*Description of the task*
Check each line of the material below for "configured", then copy the ones that contain it.

*Material shown*

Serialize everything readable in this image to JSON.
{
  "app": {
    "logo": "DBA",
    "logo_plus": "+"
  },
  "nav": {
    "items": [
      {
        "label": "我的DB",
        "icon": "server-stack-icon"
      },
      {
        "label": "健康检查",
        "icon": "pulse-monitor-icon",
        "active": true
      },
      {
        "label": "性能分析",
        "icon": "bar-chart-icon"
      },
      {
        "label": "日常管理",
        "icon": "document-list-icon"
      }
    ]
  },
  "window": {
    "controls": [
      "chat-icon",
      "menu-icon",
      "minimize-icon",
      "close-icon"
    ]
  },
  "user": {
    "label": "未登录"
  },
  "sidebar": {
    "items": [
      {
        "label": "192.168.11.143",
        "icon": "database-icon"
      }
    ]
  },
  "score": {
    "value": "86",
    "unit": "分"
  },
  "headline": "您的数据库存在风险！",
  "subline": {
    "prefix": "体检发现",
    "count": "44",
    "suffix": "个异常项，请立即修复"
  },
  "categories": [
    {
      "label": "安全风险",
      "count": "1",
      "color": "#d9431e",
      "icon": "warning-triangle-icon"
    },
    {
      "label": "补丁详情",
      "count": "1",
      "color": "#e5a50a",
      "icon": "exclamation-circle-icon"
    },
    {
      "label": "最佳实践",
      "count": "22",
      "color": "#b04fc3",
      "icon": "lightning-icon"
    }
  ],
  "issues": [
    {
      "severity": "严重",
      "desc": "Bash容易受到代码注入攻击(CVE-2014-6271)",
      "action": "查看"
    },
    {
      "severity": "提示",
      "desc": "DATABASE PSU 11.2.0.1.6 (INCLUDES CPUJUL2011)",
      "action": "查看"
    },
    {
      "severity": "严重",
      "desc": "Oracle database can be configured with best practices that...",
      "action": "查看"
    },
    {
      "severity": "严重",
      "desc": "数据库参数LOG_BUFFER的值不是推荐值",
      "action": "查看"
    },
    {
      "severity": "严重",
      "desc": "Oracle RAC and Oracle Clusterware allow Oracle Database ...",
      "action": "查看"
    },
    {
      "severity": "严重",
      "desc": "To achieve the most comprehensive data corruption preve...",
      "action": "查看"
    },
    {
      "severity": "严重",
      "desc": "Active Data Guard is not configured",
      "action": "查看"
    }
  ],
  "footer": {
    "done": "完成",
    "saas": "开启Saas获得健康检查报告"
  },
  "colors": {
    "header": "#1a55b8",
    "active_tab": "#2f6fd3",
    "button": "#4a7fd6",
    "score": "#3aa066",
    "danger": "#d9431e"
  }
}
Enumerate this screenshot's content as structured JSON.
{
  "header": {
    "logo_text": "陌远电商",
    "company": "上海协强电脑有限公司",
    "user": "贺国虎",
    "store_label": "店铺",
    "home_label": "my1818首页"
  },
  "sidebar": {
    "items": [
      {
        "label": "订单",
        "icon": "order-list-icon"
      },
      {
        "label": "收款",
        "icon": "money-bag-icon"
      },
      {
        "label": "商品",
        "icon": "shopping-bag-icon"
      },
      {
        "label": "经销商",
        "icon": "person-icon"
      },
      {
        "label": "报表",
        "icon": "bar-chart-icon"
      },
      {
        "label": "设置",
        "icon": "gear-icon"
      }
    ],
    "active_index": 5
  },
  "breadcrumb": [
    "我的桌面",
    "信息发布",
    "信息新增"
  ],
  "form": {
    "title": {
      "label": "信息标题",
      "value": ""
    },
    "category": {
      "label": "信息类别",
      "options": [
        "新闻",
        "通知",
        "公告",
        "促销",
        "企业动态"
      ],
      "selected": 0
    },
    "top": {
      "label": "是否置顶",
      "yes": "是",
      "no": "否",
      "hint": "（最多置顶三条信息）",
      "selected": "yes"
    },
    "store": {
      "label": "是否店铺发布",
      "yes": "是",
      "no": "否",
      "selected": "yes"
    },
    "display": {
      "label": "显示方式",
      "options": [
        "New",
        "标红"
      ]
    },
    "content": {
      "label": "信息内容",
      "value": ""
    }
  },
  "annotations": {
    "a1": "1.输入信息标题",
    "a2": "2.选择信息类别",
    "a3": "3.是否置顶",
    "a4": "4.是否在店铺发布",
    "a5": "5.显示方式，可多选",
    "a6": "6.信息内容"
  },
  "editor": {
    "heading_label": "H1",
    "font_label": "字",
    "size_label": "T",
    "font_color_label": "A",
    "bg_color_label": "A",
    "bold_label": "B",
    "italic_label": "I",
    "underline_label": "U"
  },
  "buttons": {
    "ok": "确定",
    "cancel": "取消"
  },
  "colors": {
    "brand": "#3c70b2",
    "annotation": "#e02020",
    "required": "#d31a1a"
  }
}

*Answer to the problem*
      "desc": "Oracle database can be configured with best practices that...",
      "desc": "Active Data Guard is not configured",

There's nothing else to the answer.